| What is needed |
Every line holding the string "SRMTID" should be gathered.

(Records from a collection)
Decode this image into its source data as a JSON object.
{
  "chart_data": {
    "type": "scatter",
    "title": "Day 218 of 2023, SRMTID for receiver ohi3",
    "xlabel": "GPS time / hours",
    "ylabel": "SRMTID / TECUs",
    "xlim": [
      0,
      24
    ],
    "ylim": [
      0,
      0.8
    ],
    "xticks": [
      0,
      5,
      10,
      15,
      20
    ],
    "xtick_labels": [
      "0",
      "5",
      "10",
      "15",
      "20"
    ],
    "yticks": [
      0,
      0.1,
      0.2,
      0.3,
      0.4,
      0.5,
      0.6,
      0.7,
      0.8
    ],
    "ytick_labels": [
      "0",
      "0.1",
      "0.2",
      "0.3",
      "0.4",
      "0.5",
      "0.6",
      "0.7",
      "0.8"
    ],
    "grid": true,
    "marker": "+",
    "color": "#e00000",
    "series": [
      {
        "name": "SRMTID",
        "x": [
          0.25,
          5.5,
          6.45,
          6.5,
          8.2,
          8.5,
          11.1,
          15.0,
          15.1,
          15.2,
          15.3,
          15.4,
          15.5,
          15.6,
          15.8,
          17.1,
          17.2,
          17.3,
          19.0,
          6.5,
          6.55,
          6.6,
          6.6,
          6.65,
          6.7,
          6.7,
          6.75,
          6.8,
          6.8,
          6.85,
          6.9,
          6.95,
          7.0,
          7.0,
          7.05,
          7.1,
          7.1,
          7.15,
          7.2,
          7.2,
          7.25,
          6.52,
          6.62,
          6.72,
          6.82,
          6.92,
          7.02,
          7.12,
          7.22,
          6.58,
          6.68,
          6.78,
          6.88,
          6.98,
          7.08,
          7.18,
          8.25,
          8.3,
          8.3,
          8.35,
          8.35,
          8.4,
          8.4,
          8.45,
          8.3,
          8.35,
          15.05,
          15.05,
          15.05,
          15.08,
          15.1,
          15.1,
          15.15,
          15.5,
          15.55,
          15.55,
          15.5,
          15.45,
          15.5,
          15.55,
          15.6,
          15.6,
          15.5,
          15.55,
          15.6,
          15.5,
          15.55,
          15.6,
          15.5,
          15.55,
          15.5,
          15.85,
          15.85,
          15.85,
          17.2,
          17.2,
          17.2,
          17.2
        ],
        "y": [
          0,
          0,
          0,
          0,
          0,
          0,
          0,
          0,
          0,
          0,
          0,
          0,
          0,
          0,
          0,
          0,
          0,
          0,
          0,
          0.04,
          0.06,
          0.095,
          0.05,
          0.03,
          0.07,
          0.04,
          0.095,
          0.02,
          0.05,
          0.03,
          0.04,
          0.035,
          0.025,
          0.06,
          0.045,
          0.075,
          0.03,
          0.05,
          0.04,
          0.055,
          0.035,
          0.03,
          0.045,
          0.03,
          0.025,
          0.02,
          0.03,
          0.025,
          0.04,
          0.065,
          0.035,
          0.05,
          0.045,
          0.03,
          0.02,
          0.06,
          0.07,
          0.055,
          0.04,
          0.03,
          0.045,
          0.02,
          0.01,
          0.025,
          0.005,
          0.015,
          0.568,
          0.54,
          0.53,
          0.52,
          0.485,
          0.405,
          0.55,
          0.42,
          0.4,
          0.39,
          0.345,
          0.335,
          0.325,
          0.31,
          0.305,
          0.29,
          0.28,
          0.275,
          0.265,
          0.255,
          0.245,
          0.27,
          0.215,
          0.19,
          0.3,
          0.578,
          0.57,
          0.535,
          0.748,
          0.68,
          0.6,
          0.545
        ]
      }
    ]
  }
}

| Answer for the task |
    "title": "Day 218 of 2023, SRMTID for receiver ohi3",
    "ylabel": "SRMTID / TECUs",
        "name": "SRMTID",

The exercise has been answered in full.